▸ **Aim of the task**: Tell how many lines have the string "xlabel" in them, and write nothing besides the number.

▸ **Material for this task**:
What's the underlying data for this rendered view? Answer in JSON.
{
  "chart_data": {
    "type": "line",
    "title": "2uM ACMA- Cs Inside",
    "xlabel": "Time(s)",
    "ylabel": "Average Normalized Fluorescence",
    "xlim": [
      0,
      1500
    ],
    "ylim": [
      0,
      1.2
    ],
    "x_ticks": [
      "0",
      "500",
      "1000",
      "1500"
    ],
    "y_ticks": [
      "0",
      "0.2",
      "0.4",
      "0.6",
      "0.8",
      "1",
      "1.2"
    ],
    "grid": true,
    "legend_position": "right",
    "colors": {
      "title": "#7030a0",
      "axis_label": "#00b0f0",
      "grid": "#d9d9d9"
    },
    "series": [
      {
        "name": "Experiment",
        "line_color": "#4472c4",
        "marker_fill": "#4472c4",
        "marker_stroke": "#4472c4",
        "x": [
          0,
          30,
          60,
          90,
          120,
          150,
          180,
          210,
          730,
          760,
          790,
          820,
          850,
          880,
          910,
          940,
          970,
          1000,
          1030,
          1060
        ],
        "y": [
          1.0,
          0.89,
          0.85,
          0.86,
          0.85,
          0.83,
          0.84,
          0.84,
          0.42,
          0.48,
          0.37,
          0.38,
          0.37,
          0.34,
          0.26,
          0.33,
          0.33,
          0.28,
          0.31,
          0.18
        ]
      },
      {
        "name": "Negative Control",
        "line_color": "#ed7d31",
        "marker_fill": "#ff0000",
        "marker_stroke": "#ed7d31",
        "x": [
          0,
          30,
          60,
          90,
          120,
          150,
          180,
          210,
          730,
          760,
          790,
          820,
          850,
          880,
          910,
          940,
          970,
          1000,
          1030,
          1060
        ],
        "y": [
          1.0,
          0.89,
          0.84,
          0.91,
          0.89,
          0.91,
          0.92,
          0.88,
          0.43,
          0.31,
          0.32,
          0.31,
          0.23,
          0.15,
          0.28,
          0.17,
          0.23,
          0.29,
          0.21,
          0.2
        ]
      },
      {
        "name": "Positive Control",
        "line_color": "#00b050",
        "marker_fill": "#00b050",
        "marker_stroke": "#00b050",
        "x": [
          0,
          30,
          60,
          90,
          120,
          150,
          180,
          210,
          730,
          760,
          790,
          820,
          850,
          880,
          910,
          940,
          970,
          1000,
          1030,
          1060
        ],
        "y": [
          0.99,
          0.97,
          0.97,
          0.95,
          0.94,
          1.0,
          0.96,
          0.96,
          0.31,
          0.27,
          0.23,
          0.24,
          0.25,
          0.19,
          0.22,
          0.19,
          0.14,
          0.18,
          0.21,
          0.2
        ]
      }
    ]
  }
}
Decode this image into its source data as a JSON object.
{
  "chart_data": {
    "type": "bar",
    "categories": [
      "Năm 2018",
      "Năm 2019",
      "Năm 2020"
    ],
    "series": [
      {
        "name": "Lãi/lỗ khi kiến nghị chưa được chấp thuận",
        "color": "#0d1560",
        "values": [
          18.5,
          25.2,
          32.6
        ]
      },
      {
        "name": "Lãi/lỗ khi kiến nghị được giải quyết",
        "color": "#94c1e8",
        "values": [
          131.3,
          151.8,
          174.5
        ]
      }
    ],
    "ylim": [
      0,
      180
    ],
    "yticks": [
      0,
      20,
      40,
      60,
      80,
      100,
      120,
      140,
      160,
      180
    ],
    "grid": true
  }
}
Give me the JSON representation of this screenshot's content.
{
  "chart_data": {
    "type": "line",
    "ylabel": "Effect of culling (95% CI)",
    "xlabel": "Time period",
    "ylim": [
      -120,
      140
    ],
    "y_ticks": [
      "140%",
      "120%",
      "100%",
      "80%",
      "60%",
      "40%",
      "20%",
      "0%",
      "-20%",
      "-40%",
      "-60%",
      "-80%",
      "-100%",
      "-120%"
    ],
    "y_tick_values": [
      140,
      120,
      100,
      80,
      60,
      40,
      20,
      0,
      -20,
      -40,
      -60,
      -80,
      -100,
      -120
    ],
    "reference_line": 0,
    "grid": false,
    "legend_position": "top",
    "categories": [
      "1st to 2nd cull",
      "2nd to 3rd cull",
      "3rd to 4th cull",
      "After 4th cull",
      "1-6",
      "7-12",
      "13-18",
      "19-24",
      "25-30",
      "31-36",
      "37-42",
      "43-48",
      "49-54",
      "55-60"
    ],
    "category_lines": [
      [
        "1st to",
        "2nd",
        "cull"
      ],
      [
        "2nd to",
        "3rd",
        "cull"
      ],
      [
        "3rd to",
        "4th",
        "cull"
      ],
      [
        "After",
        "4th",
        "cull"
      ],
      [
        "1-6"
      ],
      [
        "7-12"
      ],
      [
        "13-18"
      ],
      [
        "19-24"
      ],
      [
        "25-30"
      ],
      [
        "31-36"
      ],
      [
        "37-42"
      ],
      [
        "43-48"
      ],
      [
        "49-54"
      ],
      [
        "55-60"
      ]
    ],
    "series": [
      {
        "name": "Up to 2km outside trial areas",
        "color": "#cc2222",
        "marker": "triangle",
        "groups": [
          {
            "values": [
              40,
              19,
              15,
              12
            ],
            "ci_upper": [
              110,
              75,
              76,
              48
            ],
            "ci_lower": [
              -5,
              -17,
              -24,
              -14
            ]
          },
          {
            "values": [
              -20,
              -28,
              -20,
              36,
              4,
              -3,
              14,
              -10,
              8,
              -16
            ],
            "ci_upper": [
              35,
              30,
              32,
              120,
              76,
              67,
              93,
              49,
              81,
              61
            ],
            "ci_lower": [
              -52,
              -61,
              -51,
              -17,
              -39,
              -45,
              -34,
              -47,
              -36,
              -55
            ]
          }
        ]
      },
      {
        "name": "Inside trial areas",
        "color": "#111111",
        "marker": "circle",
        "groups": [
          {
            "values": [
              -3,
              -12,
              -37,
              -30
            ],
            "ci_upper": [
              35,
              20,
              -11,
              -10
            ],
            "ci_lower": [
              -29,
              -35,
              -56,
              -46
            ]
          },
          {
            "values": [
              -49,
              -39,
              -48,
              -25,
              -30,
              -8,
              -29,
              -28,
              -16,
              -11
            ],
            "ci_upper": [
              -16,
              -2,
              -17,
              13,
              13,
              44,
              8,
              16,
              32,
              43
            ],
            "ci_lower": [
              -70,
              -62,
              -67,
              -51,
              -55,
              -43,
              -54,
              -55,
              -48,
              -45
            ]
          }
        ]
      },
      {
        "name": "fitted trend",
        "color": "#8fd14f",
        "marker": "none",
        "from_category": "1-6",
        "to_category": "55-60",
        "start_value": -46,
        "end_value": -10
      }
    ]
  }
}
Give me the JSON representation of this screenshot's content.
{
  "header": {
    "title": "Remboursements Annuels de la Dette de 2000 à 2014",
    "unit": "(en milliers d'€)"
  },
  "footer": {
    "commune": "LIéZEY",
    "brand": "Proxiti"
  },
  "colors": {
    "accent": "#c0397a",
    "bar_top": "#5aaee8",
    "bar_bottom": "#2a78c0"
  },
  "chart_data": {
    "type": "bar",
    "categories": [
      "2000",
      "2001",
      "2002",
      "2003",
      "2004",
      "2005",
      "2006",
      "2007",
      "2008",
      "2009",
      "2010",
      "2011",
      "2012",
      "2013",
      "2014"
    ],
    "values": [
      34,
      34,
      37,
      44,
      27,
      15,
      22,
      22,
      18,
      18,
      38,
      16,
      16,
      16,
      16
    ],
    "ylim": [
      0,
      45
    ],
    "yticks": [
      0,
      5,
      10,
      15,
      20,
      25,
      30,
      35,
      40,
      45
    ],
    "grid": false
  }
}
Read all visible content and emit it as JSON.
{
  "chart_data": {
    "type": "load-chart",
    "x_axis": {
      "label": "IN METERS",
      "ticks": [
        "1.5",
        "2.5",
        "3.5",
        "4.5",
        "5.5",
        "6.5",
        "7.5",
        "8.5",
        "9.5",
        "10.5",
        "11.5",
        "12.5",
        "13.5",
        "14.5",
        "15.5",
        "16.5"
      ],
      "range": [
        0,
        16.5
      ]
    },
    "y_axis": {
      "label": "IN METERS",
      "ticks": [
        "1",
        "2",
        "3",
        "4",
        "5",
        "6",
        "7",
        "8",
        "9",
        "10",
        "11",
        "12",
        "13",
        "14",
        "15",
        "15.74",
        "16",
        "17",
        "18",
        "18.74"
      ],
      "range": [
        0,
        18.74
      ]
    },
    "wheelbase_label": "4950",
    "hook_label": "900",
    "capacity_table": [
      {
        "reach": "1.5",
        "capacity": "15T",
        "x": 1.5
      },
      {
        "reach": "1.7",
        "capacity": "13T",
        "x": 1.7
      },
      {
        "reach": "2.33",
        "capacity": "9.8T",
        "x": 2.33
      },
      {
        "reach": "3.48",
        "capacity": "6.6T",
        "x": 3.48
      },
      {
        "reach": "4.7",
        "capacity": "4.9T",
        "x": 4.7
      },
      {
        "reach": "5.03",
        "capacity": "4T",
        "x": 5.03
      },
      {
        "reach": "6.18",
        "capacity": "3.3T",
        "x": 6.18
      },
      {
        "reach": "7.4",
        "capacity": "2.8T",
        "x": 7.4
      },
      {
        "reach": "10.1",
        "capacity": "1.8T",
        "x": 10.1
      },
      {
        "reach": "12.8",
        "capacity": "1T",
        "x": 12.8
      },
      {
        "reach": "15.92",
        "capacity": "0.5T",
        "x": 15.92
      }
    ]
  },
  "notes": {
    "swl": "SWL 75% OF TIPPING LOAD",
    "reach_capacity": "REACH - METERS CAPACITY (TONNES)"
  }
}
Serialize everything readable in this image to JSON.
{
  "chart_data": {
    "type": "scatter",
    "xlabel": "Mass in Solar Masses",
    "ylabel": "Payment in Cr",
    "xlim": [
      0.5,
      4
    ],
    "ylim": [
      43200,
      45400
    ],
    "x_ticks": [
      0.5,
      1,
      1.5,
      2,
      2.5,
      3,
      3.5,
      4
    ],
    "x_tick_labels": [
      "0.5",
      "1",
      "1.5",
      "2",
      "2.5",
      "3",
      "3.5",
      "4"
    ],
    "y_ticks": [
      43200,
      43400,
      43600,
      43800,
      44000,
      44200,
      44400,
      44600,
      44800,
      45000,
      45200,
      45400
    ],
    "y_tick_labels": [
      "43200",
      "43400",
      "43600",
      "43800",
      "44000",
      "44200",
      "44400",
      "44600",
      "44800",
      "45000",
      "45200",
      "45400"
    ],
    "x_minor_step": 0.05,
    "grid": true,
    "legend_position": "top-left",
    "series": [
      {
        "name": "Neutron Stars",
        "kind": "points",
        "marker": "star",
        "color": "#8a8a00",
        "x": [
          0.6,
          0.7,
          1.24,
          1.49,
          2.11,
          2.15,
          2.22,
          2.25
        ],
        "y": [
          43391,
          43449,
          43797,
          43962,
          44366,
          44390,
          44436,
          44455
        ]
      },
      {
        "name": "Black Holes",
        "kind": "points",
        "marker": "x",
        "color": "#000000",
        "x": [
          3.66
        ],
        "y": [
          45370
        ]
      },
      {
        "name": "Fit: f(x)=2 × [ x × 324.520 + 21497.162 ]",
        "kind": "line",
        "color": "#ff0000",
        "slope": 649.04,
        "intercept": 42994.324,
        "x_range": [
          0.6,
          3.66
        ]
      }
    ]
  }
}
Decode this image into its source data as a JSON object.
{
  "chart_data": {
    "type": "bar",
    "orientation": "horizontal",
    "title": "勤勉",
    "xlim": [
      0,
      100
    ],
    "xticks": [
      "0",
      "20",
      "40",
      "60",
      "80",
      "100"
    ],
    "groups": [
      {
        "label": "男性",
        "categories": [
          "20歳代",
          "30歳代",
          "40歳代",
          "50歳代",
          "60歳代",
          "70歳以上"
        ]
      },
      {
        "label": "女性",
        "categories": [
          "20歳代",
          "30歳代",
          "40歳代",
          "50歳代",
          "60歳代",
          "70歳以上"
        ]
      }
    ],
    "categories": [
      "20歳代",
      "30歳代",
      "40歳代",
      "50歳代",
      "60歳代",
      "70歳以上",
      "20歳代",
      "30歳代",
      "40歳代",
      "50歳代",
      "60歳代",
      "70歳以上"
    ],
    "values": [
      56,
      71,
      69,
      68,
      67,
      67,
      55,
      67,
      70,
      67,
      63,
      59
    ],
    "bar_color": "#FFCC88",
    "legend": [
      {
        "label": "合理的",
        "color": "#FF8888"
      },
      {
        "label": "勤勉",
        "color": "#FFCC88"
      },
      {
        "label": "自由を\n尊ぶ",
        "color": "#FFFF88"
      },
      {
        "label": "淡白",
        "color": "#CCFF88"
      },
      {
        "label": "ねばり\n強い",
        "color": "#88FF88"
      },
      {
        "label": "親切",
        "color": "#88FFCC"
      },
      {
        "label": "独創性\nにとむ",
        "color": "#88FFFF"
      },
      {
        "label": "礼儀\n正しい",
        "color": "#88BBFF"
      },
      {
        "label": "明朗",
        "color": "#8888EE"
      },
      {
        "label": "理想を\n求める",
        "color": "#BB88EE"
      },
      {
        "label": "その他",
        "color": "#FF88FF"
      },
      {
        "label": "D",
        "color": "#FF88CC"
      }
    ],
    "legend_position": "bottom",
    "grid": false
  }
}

▸ **Complete output**: 3